The Presidential Candidates Take Their Opening Shots
Another big week in presidential politics, as both Barack Obama and John McCain are advertising now in battleground states, the two will continue battling over energy policy, Obama will campaign with Hillary Clinton for the first time and integrate much of her fundraising machine into his, and McCain makes some adjustments to his campaign in the wake of some concern from Republican political pros. We’ll also see what, if any, effect there is from yesterday’s unprecedented summit in Saudi Arabia of oil producers and consumers.
First to how what Obama and Clinton will do this week, as the two work to heal the breach in the Democratic Party caused by their long, if foreordained, primary battle. Clinton has been on vacation since losing the nomination fight to Obama, and will return to the Senate at the beginning of the week. At the end of the week, she and Obama will campaign together publicly, and will meet with many of her top fundraisers to integrate them into the Obama campaign. That process is already underway. In fact, there will be a big unity fundraising event — with heavy assistance from top Clinton fundraisers — for Obama and the Democratic National Committee Tuesday night at the LA Music Center. It looks like around $5 million will be raised.
Meanwhile, a number of political pros in the Republican Party are concerned about the direction of the McCain campaign. The campaign has been suffering from conceptual incoherency, and many Republican insiders are deeply concerned. One of the top Republican consultants in the country put it this way in a conversation with me: “They’re stuck like flypaper to the president. Every time they start to move away, McCain turns around and gets closer to Bush.” McCain senior advisor Steve Schmidt, Arnold Schwarzenegger’s re-election campaign manager, is leaving the candidate’s side to take on a bigger operational role at McCain campaign headquarters.

→ **Goal 1**
In the article on the presidential race, where will the Tuesday night unity fundraising event for Obama and the Democratic National Committee take place?
→ **Goal 2**
Please write out the part of the article on the presidential race from "Meanwhile, a number" up to and including "McCain campaign headquarters.".

→ **Dataset extract**
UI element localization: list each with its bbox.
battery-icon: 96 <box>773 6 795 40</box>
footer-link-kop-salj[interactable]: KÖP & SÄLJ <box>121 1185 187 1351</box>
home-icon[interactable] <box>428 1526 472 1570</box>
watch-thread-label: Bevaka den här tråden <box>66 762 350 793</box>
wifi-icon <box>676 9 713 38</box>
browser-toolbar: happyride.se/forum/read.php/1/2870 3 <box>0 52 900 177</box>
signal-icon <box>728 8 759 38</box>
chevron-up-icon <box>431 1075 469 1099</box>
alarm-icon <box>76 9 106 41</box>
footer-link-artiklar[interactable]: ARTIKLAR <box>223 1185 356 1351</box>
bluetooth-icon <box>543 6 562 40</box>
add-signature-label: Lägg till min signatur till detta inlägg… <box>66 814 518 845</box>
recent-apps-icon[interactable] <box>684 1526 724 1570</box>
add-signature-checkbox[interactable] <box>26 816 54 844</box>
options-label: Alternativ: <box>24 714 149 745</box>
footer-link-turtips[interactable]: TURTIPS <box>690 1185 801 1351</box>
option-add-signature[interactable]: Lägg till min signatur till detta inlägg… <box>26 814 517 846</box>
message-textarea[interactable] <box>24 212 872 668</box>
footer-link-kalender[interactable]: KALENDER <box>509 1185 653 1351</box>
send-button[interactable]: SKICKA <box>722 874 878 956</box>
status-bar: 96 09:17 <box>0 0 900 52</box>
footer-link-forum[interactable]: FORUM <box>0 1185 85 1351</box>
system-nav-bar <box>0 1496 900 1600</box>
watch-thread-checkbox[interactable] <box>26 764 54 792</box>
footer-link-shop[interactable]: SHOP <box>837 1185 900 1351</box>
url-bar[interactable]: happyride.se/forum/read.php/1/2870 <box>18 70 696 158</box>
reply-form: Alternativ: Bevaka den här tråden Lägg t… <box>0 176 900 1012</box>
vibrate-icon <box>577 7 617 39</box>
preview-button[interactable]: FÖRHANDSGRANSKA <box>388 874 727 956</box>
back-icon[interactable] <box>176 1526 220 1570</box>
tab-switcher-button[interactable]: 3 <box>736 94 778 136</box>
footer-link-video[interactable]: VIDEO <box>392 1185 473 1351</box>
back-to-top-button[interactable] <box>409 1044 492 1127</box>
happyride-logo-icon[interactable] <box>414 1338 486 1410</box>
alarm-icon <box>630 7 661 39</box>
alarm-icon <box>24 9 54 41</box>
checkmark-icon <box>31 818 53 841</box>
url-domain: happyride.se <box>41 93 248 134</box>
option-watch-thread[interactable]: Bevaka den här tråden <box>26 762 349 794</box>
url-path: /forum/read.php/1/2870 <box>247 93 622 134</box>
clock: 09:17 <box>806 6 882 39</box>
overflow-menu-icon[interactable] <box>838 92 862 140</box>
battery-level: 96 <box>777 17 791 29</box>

* * *

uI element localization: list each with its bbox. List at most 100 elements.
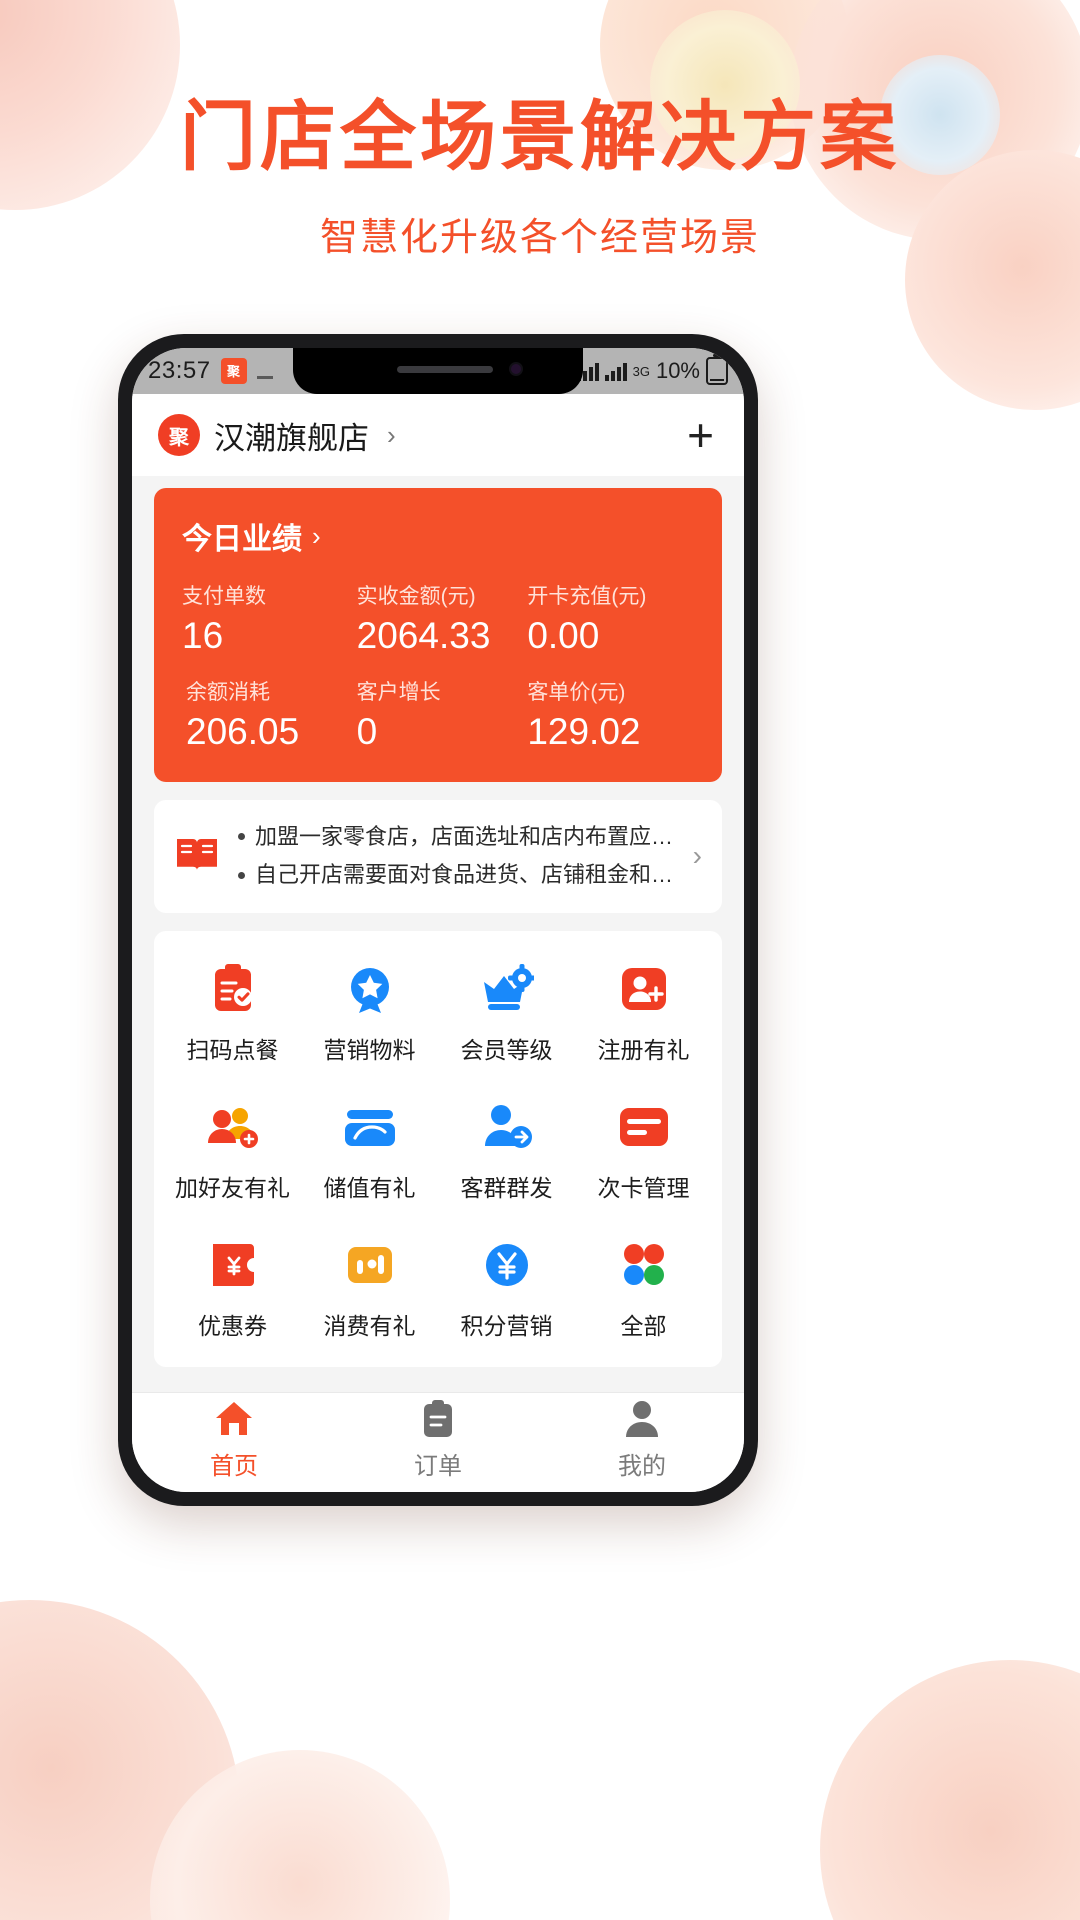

→ **Written response 1**
At the LA Music Center.

→ **Written response 2**
Meanwhile, a number of political pros in the Republican Party are concerned about the direction of the McCain campaign. The campaign has been suffering from conceptual incoherency, and many Republican insiders are deeply concerned. One of the top Republican consultants in the country put it this way in a conversation with me: “They’re stuck like flypaper to the president. Every time they start to move away, McCain turns around and gets closer to Bush.” McCain senior advisor Steve Schmidt, Arnold Schwarzenegger’s re-election campaign manager, is leaving the candidate’s side to take on a bigger operational role at McCain campaign headquarters.